* GIVEN DATA
>> Start

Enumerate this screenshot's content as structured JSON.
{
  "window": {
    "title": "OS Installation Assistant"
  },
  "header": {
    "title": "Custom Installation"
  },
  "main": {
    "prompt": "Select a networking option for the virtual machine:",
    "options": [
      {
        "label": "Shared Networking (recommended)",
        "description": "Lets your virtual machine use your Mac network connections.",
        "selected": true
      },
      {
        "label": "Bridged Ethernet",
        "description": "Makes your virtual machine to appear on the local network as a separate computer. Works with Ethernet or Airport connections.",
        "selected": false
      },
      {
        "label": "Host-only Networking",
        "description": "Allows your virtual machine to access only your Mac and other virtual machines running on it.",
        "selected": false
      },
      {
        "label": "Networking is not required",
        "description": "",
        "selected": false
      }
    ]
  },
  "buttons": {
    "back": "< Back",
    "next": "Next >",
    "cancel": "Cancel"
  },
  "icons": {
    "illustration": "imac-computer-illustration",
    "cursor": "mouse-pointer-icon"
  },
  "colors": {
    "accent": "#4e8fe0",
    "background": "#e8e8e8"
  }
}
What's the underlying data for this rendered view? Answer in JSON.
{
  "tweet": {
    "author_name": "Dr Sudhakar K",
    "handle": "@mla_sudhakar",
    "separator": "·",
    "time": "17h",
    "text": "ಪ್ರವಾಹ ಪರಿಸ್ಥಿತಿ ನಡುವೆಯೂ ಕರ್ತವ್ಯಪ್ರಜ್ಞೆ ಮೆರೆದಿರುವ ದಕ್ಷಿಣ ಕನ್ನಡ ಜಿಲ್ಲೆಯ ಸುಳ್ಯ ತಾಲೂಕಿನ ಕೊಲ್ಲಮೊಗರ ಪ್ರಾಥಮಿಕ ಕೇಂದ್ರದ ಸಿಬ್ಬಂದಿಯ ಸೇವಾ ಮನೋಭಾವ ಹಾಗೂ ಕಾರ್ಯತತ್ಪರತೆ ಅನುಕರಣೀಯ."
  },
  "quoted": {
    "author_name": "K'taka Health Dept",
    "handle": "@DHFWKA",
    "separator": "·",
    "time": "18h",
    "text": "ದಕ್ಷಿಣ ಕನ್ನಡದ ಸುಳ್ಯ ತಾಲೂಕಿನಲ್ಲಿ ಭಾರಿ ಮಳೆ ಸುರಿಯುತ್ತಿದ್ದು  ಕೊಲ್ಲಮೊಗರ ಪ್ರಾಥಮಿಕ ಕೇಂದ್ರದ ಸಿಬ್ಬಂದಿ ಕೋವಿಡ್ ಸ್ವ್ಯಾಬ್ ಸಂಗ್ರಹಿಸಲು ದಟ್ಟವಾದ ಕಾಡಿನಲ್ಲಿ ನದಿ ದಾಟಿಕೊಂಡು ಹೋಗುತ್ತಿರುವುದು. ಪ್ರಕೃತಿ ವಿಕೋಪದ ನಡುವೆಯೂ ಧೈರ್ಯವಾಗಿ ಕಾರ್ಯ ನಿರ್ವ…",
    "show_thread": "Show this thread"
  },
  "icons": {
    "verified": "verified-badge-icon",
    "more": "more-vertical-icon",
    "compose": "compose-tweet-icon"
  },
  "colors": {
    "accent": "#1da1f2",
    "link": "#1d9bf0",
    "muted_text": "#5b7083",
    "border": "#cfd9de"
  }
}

>> End

* WHAT TO WORK ON
Print the records above in full, exactly.

* RESULT OF THE TASK
Enumerate this screenshot's content as structured JSON.
{
  "window": {
    "title": "OS Installation Assistant"
  },
  "header": {
    "title": "Custom Installation"
  },
  "main": {
    "prompt": "Select a networking option for the virtual machine:",
    "options": [
      {
        "label": "Shared Networking (recommended)",
        "description": "Lets your virtual machine use your Mac network connections.",
        "selected": true
      },
      {
        "label": "Bridged Ethernet",
        "description": "Makes your virtual machine to appear on the local network as a separate computer. Works with Ethernet or Airport connections.",
        "selected": false
      },
      {
        "label": "Host-only Networking",
        "description": "Allows your virtual machine to access only your Mac and other virtual machines running on it.",
        "selected": false
      },
      {
        "label": "Networking is not required",
        "description": "",
        "selected": false
      }
    ]
  },
  "buttons": {
    "back": "< Back",
    "next": "Next >",
    "cancel": "Cancel"
  },
  "icons": {
    "illustration": "imac-computer-illustration",
    "cursor": "mouse-pointer-icon"
  },
  "colors": {
    "accent": "#4e8fe0",
    "background": "#e8e8e8"
  }
}
What's the underlying data for this rendered view? Answer in JSON.
{
  "tweet": {
    "author_name": "Dr Sudhakar K",
    "handle": "@mla_sudhakar",
    "separator": "·",
    "time": "17h",
    "text": "ಪ್ರವಾಹ ಪರಿಸ್ಥಿತಿ ನಡುವೆಯೂ ಕರ್ತವ್ಯಪ್ರಜ್ಞೆ ಮೆರೆದಿರುವ ದಕ್ಷಿಣ ಕನ್ನಡ ಜಿಲ್ಲೆಯ ಸುಳ್ಯ ತಾಲೂಕಿನ ಕೊಲ್ಲಮೊಗರ ಪ್ರಾಥಮಿಕ ಕೇಂದ್ರದ ಸಿಬ್ಬಂದಿಯ ಸೇವಾ ಮನೋಭಾವ ಹಾಗೂ ಕಾರ್ಯತತ್ಪರತೆ ಅನುಕರಣೀಯ."
  },
  "quoted": {
    "author_name": "K'taka Health Dept",
    "handle": "@DHFWKA",
    "separator": "·",
    "time": "18h",
    "text": "ದಕ್ಷಿಣ ಕನ್ನಡದ ಸುಳ್ಯ ತಾಲೂಕಿನಲ್ಲಿ ಭಾರಿ ಮಳೆ ಸುರಿಯುತ್ತಿದ್ದು  ಕೊಲ್ಲಮೊಗರ ಪ್ರಾಥಮಿಕ ಕೇಂದ್ರದ ಸಿಬ್ಬಂದಿ ಕೋವಿಡ್ ಸ್ವ್ಯಾಬ್ ಸಂಗ್ರಹಿಸಲು ದಟ್ಟವಾದ ಕಾಡಿನಲ್ಲಿ ನದಿ ದಾಟಿಕೊಂಡು ಹೋಗುತ್ತಿರುವುದು. ಪ್ರಕೃತಿ ವಿಕೋಪದ ನಡುವೆಯೂ ಧೈರ್ಯವಾಗಿ ಕಾರ್ಯ ನಿರ್ವ…",
    "show_thread": "Show this thread"
  },
  "icons": {
    "verified": "verified-badge-icon",
    "more": "more-vertical-icon",
    "compose": "compose-tweet-icon"
  },
  "colors": {
    "accent": "#1da1f2",
    "link": "#1d9bf0",
    "muted_text": "#5b7083",
    "border": "#cfd9de"
  }
}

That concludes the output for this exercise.